- **Recorded data**
________

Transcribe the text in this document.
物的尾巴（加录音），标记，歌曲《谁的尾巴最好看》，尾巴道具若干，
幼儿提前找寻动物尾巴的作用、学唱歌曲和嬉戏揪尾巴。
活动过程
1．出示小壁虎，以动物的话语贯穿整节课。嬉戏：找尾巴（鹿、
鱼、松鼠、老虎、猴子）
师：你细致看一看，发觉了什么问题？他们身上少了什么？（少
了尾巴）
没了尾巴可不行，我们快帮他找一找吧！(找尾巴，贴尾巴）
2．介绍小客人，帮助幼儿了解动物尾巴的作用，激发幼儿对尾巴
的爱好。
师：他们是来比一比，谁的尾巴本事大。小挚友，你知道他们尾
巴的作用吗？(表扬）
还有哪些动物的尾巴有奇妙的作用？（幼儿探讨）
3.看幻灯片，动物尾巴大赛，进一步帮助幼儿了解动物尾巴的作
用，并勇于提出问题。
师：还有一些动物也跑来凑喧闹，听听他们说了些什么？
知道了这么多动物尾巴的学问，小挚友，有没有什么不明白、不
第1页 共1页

________

- **Task to carry out**
Each line of the material should be duplicated exactly, please.

- **Task solution**
Transcribe the text in this document.
物的尾巴（加录音），标记，歌曲《谁的尾巴最好看》，尾巴道具若干，
幼儿提前找寻动物尾巴的作用、学唱歌曲和嬉戏揪尾巴。
活动过程
1．出示小壁虎，以动物的话语贯穿整节课。嬉戏：找尾巴（鹿、
鱼、松鼠、老虎、猴子）
师：你细致看一看，发觉了什么问题？他们身上少了什么？（少
了尾巴）
没了尾巴可不行，我们快帮他找一找吧！(找尾巴，贴尾巴）
2．介绍小客人，帮助幼儿了解动物尾巴的作用，激发幼儿对尾巴
的爱好。
师：他们是来比一比，谁的尾巴本事大。小挚友，你知道他们尾
巴的作用吗？(表扬）
还有哪些动物的尾巴有奇妙的作用？（幼儿探讨）
3.看幻灯片，动物尾巴大赛，进一步帮助幼儿了解动物尾巴的作
用，并勇于提出问题。
师：还有一些动物也跑来凑喧闹，听听他们说了些什么？
知道了这么多动物尾巴的学问，小挚友，有没有什么不明白、不
第1页 共1页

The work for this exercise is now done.